[Begin Extracted information]

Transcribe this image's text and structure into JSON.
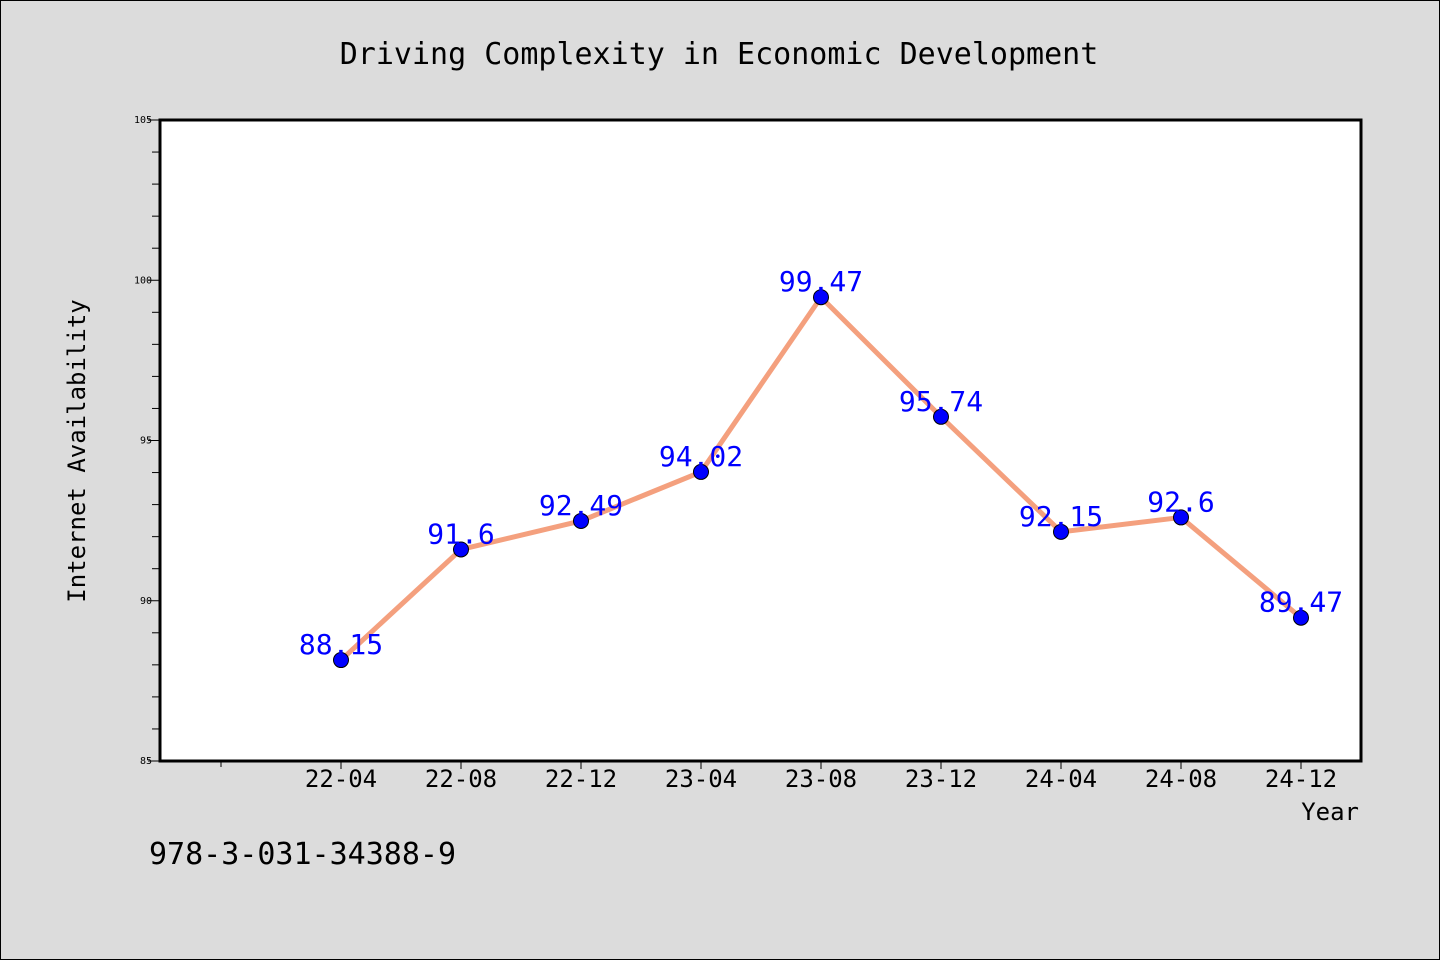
{
  "chart_data": {
    "type": "line",
    "title": "Driving Complexity in Economic Development",
    "xlabel": "Year",
    "ylabel": "Internet Availability",
    "categories": [
      "22-04",
      "22-08",
      "22-12",
      "23-04",
      "23-08",
      "23-12",
      "24-04",
      "24-08",
      "24-12"
    ],
    "values": [
      88.15,
      91.6,
      92.49,
      94.02,
      99.47,
      95.74,
      92.15,
      92.6,
      89.47
    ],
    "data_labels": [
      "88.15",
      "91.6",
      "92.49",
      "94.02",
      "99.47",
      "95.74",
      "92.15",
      "92.6",
      "89.47"
    ],
    "ylim": [
      85,
      105
    ],
    "y_ticks": [
      85,
      90,
      95,
      100,
      105
    ],
    "y_tick_labels": [
      "85",
      "90",
      "95",
      "100",
      "105"
    ],
    "grid": false,
    "legend": "none",
    "line_color": "#f4a07e",
    "marker_color": "#0000ff",
    "label_color": "#0000ff"
  },
  "annotation": "978-3-031-34388-9"
}
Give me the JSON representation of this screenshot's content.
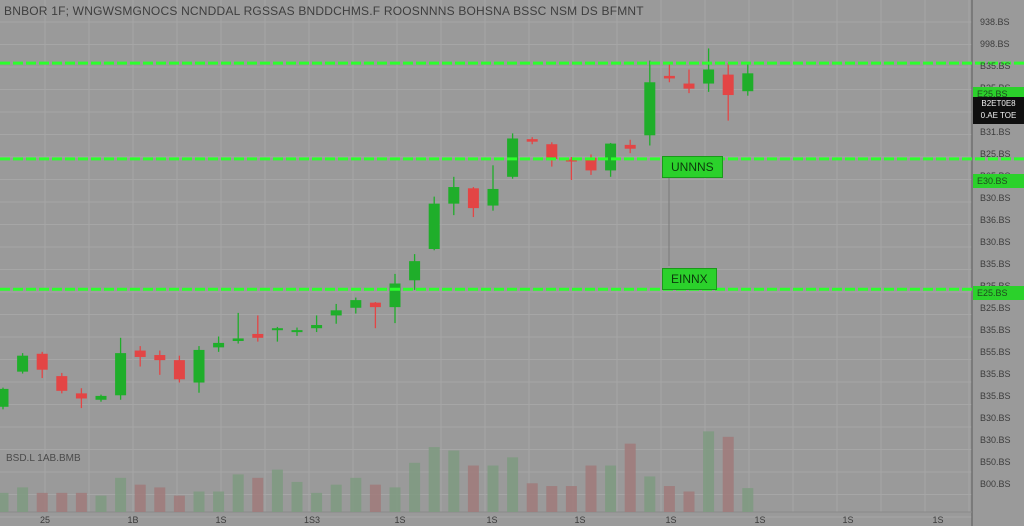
{
  "header": {
    "title": "BNBOR 1F;  WNGWSMGNOCS  NCNDDAL  RGSSAS  BNDDCHMS.F  ROOSNNNS  BOHSNA  BSSC  NSM  DS  BFMNT"
  },
  "volume": {
    "label": "BSD.L  1AB.BMB"
  },
  "price_axis_labels": [
    "938.BS",
    "998.BS",
    "B35.BS",
    "B35.BS",
    "B53.BS",
    "B31.BS",
    "B25.BS",
    "B05.BS",
    "B30.BS",
    "B36.BS",
    "B30.BS",
    "B35.BS",
    "B25.BS",
    "B25.BS",
    "B35.BS",
    "B55.BS",
    "B35.BS",
    "B35.BS",
    "B30.BS",
    "B30.BS",
    "B50.BS",
    "B00.BS"
  ],
  "time_axis_labels": [
    "25",
    "1B",
    "1S",
    "1S3",
    "1S",
    "1S",
    "1S",
    "1S",
    "1S",
    "1S",
    "1S"
  ],
  "levels": [
    {
      "price_tag": "E25.BS",
      "label": ""
    },
    {
      "price_tag": "E30.BS",
      "label": "UNNNS"
    },
    {
      "price_tag": "E25.BS",
      "label": "EINNX"
    }
  ],
  "current_price": {
    "line1": "B2ET0E8",
    "line2": "0.AE TOE"
  },
  "colors": {
    "background": "#9a9a9a",
    "grid": "#a6a6a6",
    "up": "#1fae2a",
    "down": "#e34545",
    "level": "#2cff2c",
    "volume_up": "#7e9a80",
    "volume_down": "#a07a7a"
  },
  "chart_data": {
    "type": "candlestick",
    "y_range": [
      180,
      850
    ],
    "volume_range": [
      0,
      100
    ],
    "candles": [
      {
        "o": 232,
        "c": 260,
        "h": 262,
        "l": 228
      },
      {
        "o": 287,
        "c": 312,
        "h": 316,
        "l": 284
      },
      {
        "o": 315,
        "c": 290,
        "h": 318,
        "l": 277
      },
      {
        "o": 280,
        "c": 257,
        "h": 285,
        "l": 253
      },
      {
        "o": 253,
        "c": 245,
        "h": 261,
        "l": 230
      },
      {
        "o": 243,
        "c": 249,
        "h": 251,
        "l": 240
      },
      {
        "o": 250,
        "c": 316,
        "h": 340,
        "l": 243
      },
      {
        "o": 320,
        "c": 310,
        "h": 327,
        "l": 295
      },
      {
        "o": 313,
        "c": 305,
        "h": 320,
        "l": 282
      },
      {
        "o": 305,
        "c": 275,
        "h": 312,
        "l": 270
      },
      {
        "o": 270,
        "c": 321,
        "h": 327,
        "l": 254
      },
      {
        "o": 325,
        "c": 332,
        "h": 342,
        "l": 318
      },
      {
        "o": 335,
        "c": 339,
        "h": 379,
        "l": 331
      },
      {
        "o": 346,
        "c": 340,
        "h": 375,
        "l": 334
      },
      {
        "o": 352,
        "c": 355,
        "h": 357,
        "l": 334
      },
      {
        "o": 350,
        "c": 352,
        "h": 356,
        "l": 343
      },
      {
        "o": 355,
        "c": 360,
        "h": 375,
        "l": 349
      },
      {
        "o": 375,
        "c": 383,
        "h": 393,
        "l": 362
      },
      {
        "o": 387,
        "c": 399,
        "h": 403,
        "l": 378
      },
      {
        "o": 395,
        "c": 388,
        "h": 396,
        "l": 355
      },
      {
        "o": 388,
        "c": 425,
        "h": 440,
        "l": 363
      },
      {
        "o": 430,
        "c": 460,
        "h": 471,
        "l": 415
      },
      {
        "o": 479,
        "c": 550,
        "h": 561,
        "l": 477
      },
      {
        "o": 550,
        "c": 576,
        "h": 592,
        "l": 532
      },
      {
        "o": 574,
        "c": 543,
        "h": 576,
        "l": 529
      },
      {
        "o": 547,
        "c": 573,
        "h": 610,
        "l": 539
      },
      {
        "o": 592,
        "c": 652,
        "h": 660,
        "l": 589
      },
      {
        "o": 651,
        "c": 647,
        "h": 654,
        "l": 643
      },
      {
        "o": 643,
        "c": 620,
        "h": 646,
        "l": 608
      },
      {
        "o": 619,
        "c": 617,
        "h": 623,
        "l": 587
      },
      {
        "o": 622,
        "c": 602,
        "h": 627,
        "l": 595
      },
      {
        "o": 602,
        "c": 644,
        "h": 645,
        "l": 592
      },
      {
        "o": 642,
        "c": 636,
        "h": 650,
        "l": 629
      },
      {
        "o": 657,
        "c": 740,
        "h": 774,
        "l": 641
      },
      {
        "o": 750,
        "c": 746,
        "h": 771,
        "l": 740
      },
      {
        "o": 738,
        "c": 730,
        "h": 760,
        "l": 723
      },
      {
        "o": 738,
        "c": 760,
        "h": 793,
        "l": 725
      },
      {
        "o": 752,
        "c": 720,
        "h": 770,
        "l": 680
      },
      {
        "o": 726,
        "c": 754,
        "h": 770,
        "l": 719
      }
    ],
    "volumes": [
      28,
      36,
      28,
      28,
      28,
      24,
      50,
      40,
      36,
      24,
      30,
      30,
      55,
      50,
      62,
      44,
      28,
      40,
      50,
      40,
      36,
      72,
      95,
      90,
      68,
      68,
      80,
      42,
      38,
      38,
      68,
      68,
      100,
      52,
      38,
      30,
      118,
      110,
      35
    ],
    "levels": [
      770,
      620,
      416
    ]
  }
}
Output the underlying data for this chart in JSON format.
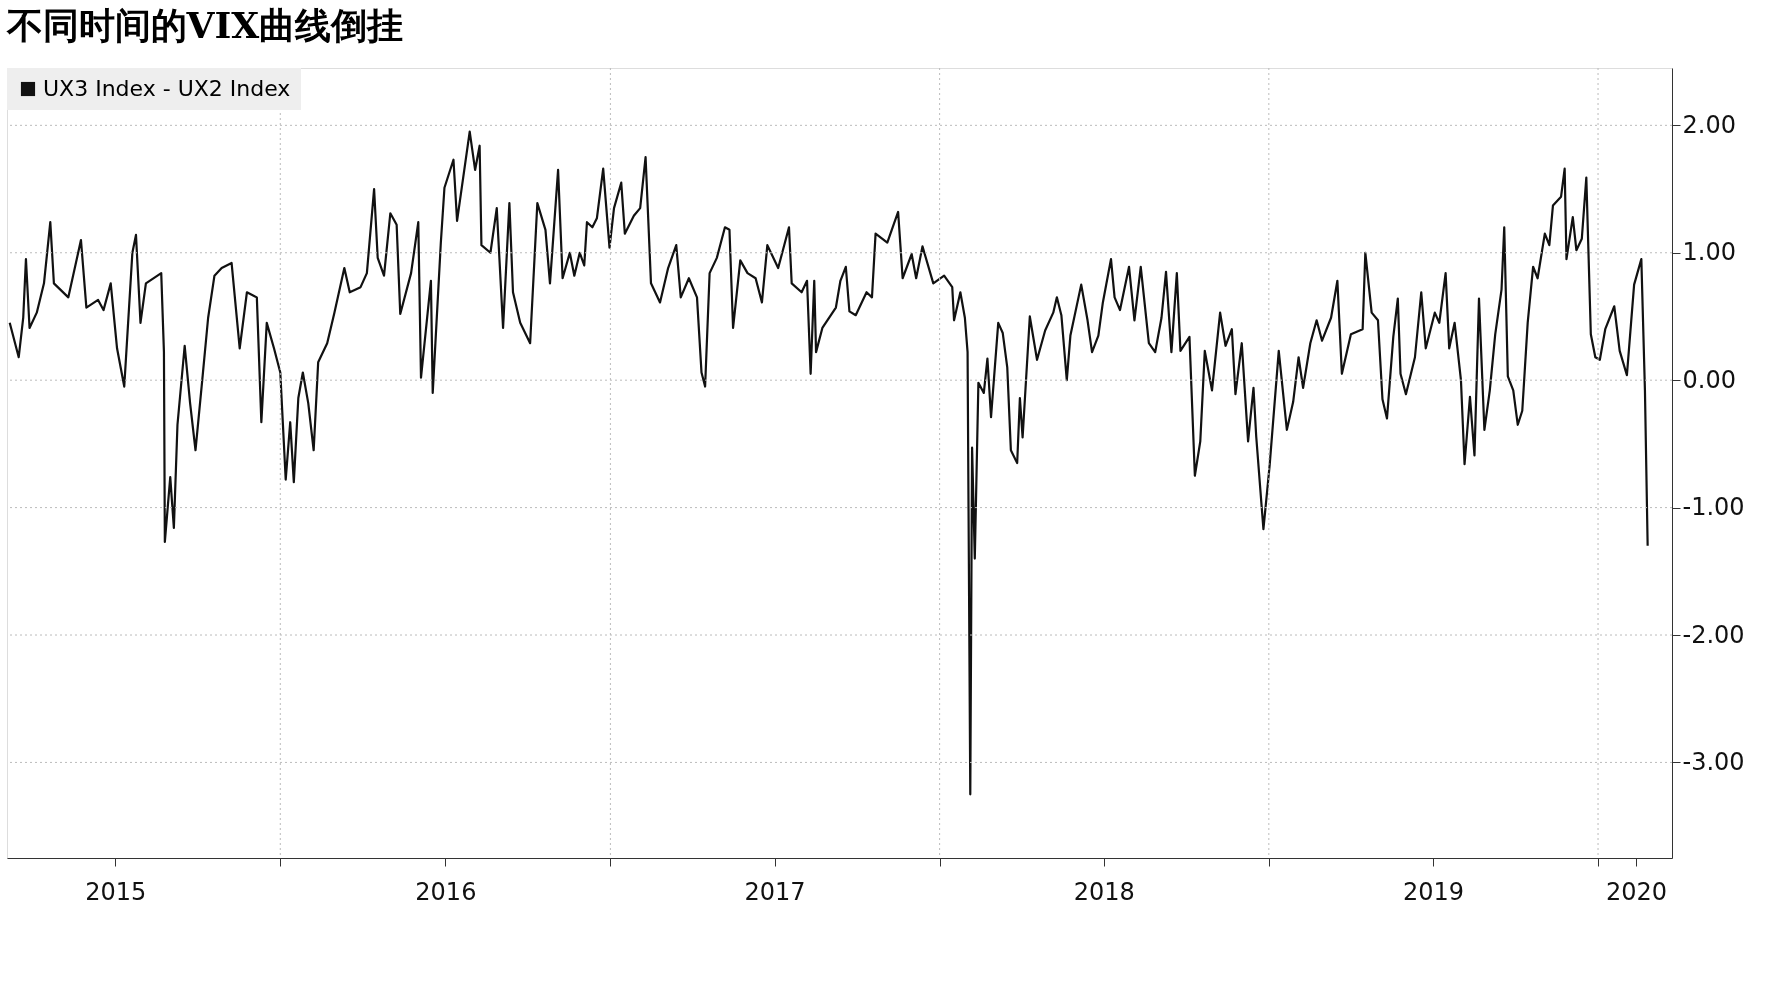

[End Extracted information]

What is the number of lines in the data that hold the string "JSON"? Answer with the number only.

• _Solution to the exercise_
3